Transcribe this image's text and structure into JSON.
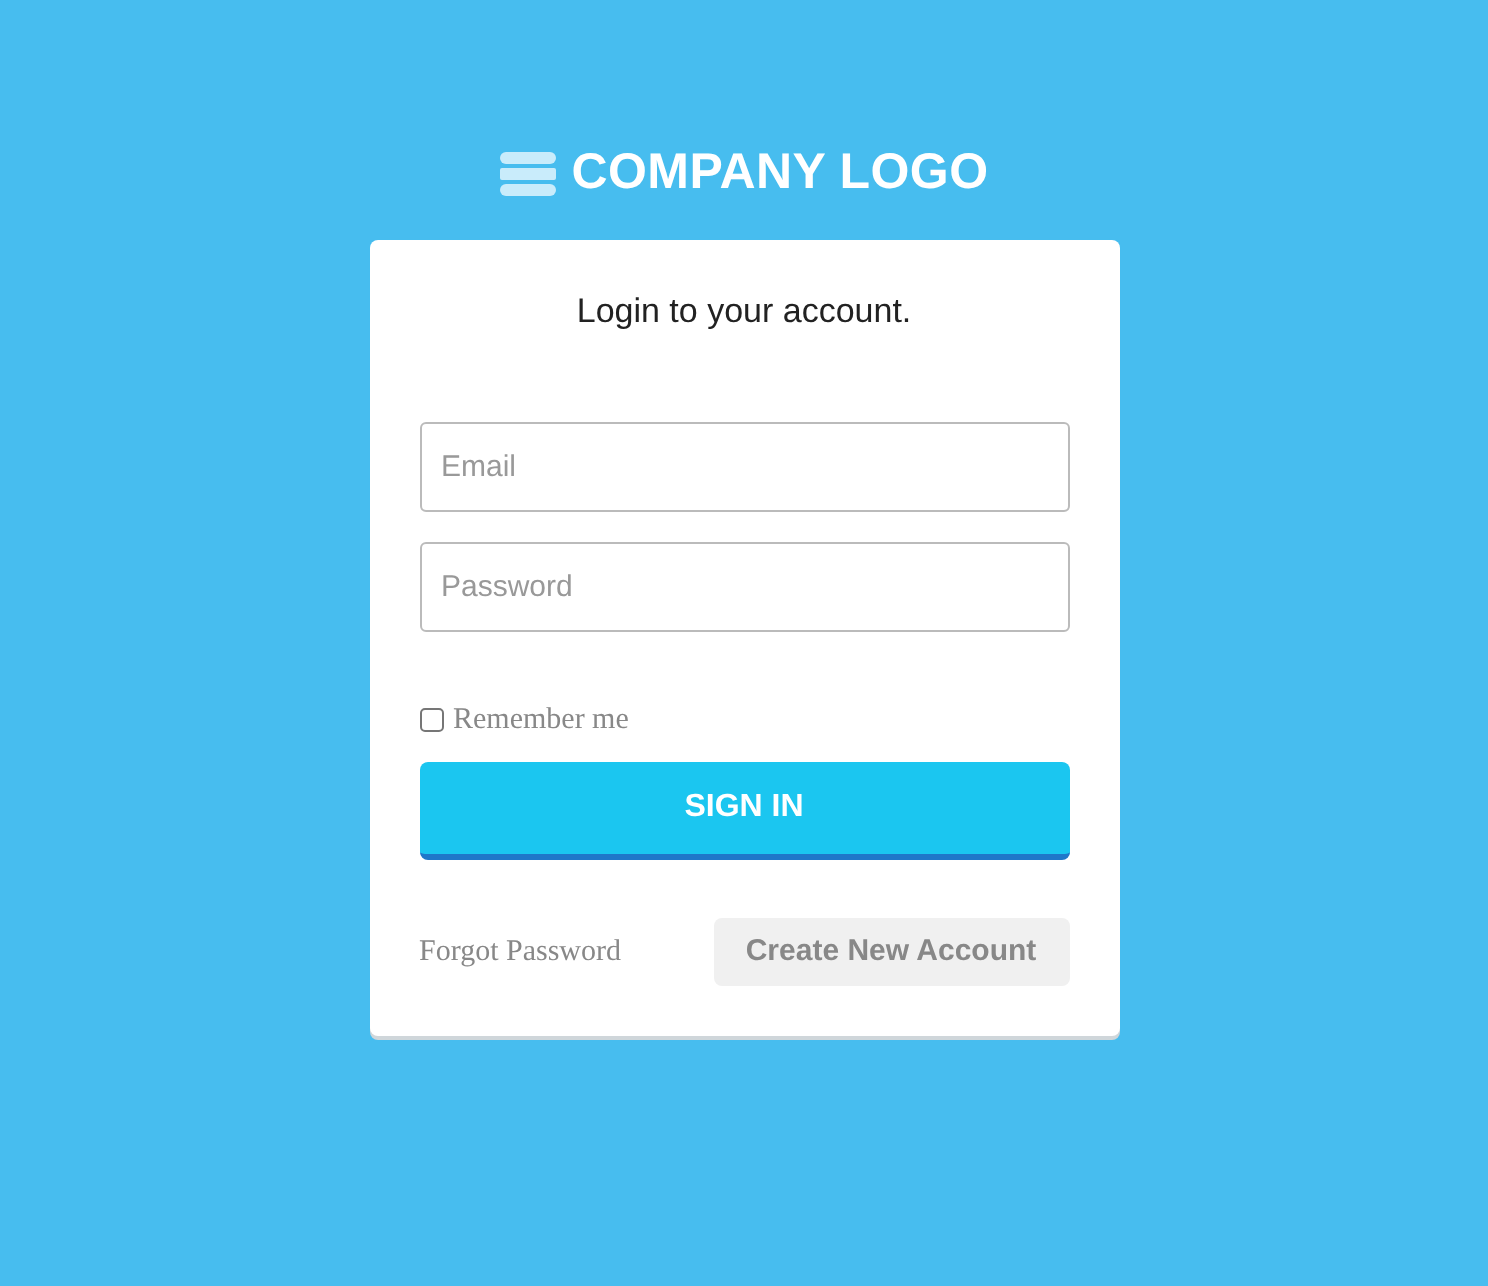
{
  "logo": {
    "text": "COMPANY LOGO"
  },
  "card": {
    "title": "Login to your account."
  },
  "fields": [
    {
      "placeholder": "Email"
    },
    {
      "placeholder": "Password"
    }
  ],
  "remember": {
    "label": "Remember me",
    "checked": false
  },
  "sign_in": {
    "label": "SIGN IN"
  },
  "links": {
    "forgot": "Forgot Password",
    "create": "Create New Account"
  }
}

...

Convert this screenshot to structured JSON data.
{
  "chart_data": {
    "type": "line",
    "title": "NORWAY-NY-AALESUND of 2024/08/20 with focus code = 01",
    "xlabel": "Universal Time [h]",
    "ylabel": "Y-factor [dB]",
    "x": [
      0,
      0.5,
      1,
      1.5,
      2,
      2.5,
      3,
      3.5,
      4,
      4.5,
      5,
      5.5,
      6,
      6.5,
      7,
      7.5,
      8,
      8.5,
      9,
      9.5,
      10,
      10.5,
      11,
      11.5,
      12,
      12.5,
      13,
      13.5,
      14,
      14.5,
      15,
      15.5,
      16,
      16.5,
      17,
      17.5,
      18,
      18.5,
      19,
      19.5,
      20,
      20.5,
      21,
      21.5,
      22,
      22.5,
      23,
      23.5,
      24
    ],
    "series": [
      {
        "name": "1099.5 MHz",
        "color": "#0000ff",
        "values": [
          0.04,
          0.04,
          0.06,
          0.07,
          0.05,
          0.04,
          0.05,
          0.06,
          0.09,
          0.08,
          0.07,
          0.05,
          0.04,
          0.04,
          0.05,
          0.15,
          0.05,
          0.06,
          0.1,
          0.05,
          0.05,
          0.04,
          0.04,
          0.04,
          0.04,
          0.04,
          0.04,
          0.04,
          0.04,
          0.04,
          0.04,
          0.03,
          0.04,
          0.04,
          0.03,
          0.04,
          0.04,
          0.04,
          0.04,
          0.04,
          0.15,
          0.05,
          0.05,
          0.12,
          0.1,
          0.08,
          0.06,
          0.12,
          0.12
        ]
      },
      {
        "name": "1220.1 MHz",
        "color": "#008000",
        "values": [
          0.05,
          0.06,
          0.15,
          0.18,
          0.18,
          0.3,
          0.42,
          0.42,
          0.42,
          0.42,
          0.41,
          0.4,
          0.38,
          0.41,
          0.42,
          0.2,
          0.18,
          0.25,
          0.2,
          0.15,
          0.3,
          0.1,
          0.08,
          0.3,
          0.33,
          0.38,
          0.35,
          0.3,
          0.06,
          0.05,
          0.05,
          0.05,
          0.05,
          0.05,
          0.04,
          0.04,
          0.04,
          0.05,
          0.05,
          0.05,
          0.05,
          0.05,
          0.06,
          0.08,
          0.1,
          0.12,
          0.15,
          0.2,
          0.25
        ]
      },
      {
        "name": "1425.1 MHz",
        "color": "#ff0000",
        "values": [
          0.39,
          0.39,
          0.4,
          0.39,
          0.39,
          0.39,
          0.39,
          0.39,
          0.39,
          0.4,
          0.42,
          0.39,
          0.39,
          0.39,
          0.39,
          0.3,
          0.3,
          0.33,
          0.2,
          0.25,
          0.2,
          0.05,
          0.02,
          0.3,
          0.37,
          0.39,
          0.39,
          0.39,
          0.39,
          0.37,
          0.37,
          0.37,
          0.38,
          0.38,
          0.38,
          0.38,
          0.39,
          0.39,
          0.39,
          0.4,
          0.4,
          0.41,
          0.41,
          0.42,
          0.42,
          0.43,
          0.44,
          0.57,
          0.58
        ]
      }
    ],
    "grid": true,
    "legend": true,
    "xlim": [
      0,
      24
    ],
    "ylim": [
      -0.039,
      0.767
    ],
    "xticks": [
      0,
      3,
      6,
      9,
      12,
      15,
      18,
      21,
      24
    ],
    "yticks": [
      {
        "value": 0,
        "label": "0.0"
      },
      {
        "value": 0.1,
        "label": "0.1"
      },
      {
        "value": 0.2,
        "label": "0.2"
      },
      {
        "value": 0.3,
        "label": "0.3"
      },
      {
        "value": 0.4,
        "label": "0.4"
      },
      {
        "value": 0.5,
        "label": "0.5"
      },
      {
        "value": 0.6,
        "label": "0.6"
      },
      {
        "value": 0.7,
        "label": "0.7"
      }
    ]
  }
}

Task directions
Tally every line of the listing that holds the string "name", then give the number by itself.

Task solution
3